Saved entries:
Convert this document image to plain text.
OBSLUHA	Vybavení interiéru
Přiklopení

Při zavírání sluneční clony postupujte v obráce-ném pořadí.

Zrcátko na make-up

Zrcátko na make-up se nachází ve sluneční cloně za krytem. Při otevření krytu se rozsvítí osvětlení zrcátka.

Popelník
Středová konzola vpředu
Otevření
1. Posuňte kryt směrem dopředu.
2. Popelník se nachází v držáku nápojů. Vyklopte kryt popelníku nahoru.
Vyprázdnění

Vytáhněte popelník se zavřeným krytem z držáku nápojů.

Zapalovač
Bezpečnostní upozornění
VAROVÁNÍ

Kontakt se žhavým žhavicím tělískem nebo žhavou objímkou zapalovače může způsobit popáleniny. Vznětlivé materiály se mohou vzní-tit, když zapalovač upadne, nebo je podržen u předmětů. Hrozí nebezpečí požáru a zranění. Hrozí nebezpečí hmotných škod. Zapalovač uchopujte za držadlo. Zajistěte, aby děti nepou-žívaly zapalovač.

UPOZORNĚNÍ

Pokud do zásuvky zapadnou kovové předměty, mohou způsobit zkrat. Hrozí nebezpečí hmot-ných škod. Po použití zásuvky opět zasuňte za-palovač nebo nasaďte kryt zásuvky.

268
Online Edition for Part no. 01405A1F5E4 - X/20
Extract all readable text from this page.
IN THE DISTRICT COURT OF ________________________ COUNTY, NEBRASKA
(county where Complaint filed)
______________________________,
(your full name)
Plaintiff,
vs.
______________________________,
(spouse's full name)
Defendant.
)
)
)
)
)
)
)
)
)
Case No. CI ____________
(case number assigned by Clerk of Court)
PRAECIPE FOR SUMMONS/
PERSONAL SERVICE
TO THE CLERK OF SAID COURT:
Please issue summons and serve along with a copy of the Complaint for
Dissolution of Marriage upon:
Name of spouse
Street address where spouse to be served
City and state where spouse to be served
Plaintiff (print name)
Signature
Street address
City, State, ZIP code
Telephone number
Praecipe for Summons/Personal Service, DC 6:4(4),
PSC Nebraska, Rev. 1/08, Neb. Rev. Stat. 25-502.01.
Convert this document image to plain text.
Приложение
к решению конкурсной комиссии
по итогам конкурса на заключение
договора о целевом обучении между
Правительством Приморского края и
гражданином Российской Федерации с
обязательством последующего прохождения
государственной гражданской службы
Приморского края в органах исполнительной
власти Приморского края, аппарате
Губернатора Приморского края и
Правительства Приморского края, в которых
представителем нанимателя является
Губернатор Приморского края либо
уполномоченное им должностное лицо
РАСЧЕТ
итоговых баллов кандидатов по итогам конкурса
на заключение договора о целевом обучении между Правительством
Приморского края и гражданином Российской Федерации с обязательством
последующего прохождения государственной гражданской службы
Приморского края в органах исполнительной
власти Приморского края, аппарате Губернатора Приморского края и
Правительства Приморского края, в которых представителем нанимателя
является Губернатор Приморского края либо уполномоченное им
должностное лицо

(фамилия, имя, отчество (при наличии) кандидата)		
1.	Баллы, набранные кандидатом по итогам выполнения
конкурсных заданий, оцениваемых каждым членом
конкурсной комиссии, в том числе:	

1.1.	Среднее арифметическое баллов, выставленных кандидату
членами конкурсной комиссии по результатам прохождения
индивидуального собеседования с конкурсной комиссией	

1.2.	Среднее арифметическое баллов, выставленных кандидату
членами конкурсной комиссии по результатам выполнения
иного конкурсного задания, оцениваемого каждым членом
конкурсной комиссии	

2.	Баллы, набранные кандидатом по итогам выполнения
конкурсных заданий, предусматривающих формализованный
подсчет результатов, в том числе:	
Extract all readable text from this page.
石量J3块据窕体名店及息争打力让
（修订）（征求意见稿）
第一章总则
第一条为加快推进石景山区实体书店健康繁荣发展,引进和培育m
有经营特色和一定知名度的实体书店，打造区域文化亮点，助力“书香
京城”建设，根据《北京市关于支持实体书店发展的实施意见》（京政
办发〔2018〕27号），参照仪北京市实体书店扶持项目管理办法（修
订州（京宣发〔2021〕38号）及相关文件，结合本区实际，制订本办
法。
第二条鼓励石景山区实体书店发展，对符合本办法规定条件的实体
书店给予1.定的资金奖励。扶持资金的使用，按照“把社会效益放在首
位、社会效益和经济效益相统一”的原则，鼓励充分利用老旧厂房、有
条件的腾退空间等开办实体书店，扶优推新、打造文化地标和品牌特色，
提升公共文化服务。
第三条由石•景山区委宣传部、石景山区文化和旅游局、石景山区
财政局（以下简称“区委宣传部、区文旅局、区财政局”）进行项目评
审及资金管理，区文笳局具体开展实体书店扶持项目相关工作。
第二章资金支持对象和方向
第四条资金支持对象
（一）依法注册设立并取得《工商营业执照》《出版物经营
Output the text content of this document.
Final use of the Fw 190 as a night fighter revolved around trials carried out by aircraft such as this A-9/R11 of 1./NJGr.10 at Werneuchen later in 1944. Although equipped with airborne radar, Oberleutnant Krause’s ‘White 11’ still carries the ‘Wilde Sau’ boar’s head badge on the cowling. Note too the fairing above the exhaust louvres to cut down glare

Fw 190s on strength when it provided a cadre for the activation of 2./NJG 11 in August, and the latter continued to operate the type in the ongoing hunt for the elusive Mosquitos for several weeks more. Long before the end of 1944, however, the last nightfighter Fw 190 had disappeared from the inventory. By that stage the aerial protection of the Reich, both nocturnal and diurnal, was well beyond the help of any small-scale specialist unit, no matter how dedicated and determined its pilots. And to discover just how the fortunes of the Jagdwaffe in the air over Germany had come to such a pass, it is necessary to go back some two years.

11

Requirements: Check each line above for the word "уполномоченное" and give the number of lines that have it, nothing else.

Answer: 2